▶ [EXCERPTED DATA]:

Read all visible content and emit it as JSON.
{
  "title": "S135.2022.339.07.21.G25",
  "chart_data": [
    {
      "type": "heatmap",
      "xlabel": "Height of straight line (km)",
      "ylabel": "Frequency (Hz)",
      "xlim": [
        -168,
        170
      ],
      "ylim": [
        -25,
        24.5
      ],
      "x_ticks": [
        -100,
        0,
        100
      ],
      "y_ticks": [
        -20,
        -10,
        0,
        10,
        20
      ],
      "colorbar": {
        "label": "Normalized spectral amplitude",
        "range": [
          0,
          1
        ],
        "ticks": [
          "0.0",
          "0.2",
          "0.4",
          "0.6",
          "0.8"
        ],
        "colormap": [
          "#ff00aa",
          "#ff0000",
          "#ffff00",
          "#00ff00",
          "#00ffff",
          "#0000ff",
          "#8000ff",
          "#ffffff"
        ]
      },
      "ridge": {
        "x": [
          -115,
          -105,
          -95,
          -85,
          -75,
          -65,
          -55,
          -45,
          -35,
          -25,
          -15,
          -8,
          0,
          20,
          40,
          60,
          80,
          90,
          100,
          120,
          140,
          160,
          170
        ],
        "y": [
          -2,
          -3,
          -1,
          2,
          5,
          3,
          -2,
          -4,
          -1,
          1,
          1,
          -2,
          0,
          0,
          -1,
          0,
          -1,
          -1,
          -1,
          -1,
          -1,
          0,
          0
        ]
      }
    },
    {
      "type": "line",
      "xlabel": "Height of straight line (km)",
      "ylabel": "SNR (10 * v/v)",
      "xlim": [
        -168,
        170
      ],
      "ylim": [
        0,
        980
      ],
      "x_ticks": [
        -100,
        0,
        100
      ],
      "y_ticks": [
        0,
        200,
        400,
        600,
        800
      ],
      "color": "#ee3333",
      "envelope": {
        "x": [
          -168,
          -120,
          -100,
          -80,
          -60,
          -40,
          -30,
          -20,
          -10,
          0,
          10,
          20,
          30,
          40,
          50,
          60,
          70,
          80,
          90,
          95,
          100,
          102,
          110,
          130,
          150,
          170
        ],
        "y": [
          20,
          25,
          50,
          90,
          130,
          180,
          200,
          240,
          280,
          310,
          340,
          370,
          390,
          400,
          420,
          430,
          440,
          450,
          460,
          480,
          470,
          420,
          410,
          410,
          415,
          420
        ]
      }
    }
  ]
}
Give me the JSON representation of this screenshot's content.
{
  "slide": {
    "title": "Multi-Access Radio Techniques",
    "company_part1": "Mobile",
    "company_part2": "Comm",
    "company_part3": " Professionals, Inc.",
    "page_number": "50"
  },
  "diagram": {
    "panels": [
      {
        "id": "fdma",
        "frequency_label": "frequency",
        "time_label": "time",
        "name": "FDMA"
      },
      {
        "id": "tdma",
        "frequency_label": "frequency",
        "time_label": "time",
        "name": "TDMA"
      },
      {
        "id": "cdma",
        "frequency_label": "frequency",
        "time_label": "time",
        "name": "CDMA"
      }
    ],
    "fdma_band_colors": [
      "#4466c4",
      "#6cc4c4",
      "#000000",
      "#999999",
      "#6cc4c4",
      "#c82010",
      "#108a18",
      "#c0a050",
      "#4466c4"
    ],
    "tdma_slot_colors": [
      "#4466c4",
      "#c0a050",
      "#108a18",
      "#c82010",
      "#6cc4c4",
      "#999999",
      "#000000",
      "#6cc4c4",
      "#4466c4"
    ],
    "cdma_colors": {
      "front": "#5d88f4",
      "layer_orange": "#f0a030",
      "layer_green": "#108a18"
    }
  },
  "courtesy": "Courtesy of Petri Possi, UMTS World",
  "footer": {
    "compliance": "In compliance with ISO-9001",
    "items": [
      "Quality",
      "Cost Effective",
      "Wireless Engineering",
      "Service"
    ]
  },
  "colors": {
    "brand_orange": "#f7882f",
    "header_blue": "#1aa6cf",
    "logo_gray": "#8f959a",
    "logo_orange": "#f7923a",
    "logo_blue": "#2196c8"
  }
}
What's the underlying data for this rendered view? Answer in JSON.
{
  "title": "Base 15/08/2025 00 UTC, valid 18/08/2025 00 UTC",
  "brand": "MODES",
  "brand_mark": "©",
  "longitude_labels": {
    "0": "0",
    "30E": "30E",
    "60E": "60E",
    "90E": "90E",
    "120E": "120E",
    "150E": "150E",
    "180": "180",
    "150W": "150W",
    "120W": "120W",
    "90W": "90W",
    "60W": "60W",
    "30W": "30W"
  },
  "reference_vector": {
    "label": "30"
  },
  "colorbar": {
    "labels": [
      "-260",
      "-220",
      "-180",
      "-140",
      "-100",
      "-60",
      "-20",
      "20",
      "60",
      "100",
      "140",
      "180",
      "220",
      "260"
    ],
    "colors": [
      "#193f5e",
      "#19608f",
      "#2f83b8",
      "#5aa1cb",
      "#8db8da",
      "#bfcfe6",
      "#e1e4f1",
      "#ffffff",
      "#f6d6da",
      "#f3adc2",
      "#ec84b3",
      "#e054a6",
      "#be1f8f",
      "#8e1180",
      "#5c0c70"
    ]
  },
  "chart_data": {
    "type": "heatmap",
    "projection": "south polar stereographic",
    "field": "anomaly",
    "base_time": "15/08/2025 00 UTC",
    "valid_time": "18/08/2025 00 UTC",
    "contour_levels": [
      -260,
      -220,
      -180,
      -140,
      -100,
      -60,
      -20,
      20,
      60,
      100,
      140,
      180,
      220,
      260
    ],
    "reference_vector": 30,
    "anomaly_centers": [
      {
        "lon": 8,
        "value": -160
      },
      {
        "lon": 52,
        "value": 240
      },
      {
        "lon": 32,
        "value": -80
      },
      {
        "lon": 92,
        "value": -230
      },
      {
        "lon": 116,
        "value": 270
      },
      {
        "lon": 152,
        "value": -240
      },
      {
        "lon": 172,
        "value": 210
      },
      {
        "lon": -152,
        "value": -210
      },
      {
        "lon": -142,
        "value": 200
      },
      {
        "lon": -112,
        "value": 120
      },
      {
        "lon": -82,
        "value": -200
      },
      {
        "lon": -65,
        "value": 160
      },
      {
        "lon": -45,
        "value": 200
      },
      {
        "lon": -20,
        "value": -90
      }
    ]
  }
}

▶ [WHAT TO DO]: Please output every record, keeping each line exact.

▶ [WRITTEN SOLUTION]:
Read all visible content and emit it as JSON.
{
  "title": "S135.2022.339.07.21.G25",
  "chart_data": [
    {
      "type": "heatmap",
      "xlabel": "Height of straight line (km)",
      "ylabel": "Frequency (Hz)",
      "xlim": [
        -168,
        170
      ],
      "ylim": [
        -25,
        24.5
      ],
      "x_ticks": [
        -100,
        0,
        100
      ],
      "y_ticks": [
        -20,
        -10,
        0,
        10,
        20
      ],
      "colorbar": {
        "label": "Normalized spectral amplitude",
        "range": [
          0,
          1
        ],
        "ticks": [
          "0.0",
          "0.2",
          "0.4",
          "0.6",
          "0.8"
        ],
        "colormap": [
          "#ff00aa",
          "#ff0000",
          "#ffff00",
          "#00ff00",
          "#00ffff",
          "#0000ff",
          "#8000ff",
          "#ffffff"
        ]
      },
      "ridge": {
        "x": [
          -115,
          -105,
          -95,
          -85,
          -75,
          -65,
          -55,
          -45,
          -35,
          -25,
          -15,
          -8,
          0,
          20,
          40,
          60,
          80,
          90,
          100,
          120,
          140,
          160,
          170
        ],
        "y": [
          -2,
          -3,
          -1,
          2,
          5,
          3,
          -2,
          -4,
          -1,
          1,
          1,
          -2,
          0,
          0,
          -1,
          0,
          -1,
          -1,
          -1,
          -1,
          -1,
          0,
          0
        ]
      }
    },
    {
      "type": "line",
      "xlabel": "Height of straight line (km)",
      "ylabel": "SNR (10 * v/v)",
      "xlim": [
        -168,
        170
      ],
      "ylim": [
        0,
        980
      ],
      "x_ticks": [
        -100,
        0,
        100
      ],
      "y_ticks": [
        0,
        200,
        400,
        600,
        800
      ],
      "color": "#ee3333",
      "envelope": {
        "x": [
          -168,
          -120,
          -100,
          -80,
          -60,
          -40,
          -30,
          -20,
          -10,
          0,
          10,
          20,
          30,
          40,
          50,
          60,
          70,
          80,
          90,
          95,
          100,
          102,
          110,
          130,
          150,
          170
        ],
        "y": [
          20,
          25,
          50,
          90,
          130,
          180,
          200,
          240,
          280,
          310,
          340,
          370,
          390,
          400,
          420,
          430,
          440,
          450,
          460,
          480,
          470,
          420,
          410,
          410,
          415,
          420
        ]
      }
    }
  ]
}
Give me the JSON representation of this screenshot's content.
{
  "slide": {
    "title": "Multi-Access Radio Techniques",
    "company_part1": "Mobile",
    "company_part2": "Comm",
    "company_part3": " Professionals, Inc.",
    "page_number": "50"
  },
  "diagram": {
    "panels": [
      {
        "id": "fdma",
        "frequency_label": "frequency",
        "time_label": "time",
        "name": "FDMA"
      },
      {
        "id": "tdma",
        "frequency_label": "frequency",
        "time_label": "time",
        "name": "TDMA"
      },
      {
        "id": "cdma",
        "frequency_label": "frequency",
        "time_label": "time",
        "name": "CDMA"
      }
    ],
    "fdma_band_colors": [
      "#4466c4",
      "#6cc4c4",
      "#000000",
      "#999999",
      "#6cc4c4",
      "#c82010",
      "#108a18",
      "#c0a050",
      "#4466c4"
    ],
    "tdma_slot_colors": [
      "#4466c4",
      "#c0a050",
      "#108a18",
      "#c82010",
      "#6cc4c4",
      "#999999",
      "#000000",
      "#6cc4c4",
      "#4466c4"
    ],
    "cdma_colors": {
      "front": "#5d88f4",
      "layer_orange": "#f0a030",
      "layer_green": "#108a18"
    }
  },
  "courtesy": "Courtesy of Petri Possi, UMTS World",
  "footer": {
    "compliance": "In compliance with ISO-9001",
    "items": [
      "Quality",
      "Cost Effective",
      "Wireless Engineering",
      "Service"
    ]
  },
  "colors": {
    "brand_orange": "#f7882f",
    "header_blue": "#1aa6cf",
    "logo_gray": "#8f959a",
    "logo_orange": "#f7923a",
    "logo_blue": "#2196c8"
  }
}
What's the underlying data for this rendered view? Answer in JSON.
{
  "title": "Base 15/08/2025 00 UTC, valid 18/08/2025 00 UTC",
  "brand": "MODES",
  "brand_mark": "©",
  "longitude_labels": {
    "0": "0",
    "30E": "30E",
    "60E": "60E",
    "90E": "90E",
    "120E": "120E",
    "150E": "150E",
    "180": "180",
    "150W": "150W",
    "120W": "120W",
    "90W": "90W",
    "60W": "60W",
    "30W": "30W"
  },
  "reference_vector": {
    "label": "30"
  },
  "colorbar": {
    "labels": [
      "-260",
      "-220",
      "-180",
      "-140",
      "-100",
      "-60",
      "-20",
      "20",
      "60",
      "100",
      "140",
      "180",
      "220",
      "260"
    ],
    "colors": [
      "#193f5e",
      "#19608f",
      "#2f83b8",
      "#5aa1cb",
      "#8db8da",
      "#bfcfe6",
      "#e1e4f1",
      "#ffffff",
      "#f6d6da",
      "#f3adc2",
      "#ec84b3",
      "#e054a6",
      "#be1f8f",
      "#8e1180",
      "#5c0c70"
    ]
  },
  "chart_data": {
    "type": "heatmap",
    "projection": "south polar stereographic",
    "field": "anomaly",
    "base_time": "15/08/2025 00 UTC",
    "valid_time": "18/08/2025 00 UTC",
    "contour_levels": [
      -260,
      -220,
      -180,
      -140,
      -100,
      -60,
      -20,
      20,
      60,
      100,
      140,
      180,
      220,
      260
    ],
    "reference_vector": 30,
    "anomaly_centers": [
      {
        "lon": 8,
        "value": -160
      },
      {
        "lon": 52,
        "value": 240
      },
      {
        "lon": 32,
        "value": -80
      },
      {
        "lon": 92,
        "value": -230
      },
      {
        "lon": 116,
        "value": 270
      },
      {
        "lon": 152,
        "value": -240
      },
      {
        "lon": 172,
        "value": 210
      },
      {
        "lon": -152,
        "value": -210
      },
      {
        "lon": -142,
        "value": 200
      },
      {
        "lon": -112,
        "value": 120
      },
      {
        "lon": -82,
        "value": -200
      },
      {
        "lon": -65,
        "value": 160
      },
      {
        "lon": -45,
        "value": 200
      },
      {
        "lon": -20,
        "value": -90
      }
    ]
  }
}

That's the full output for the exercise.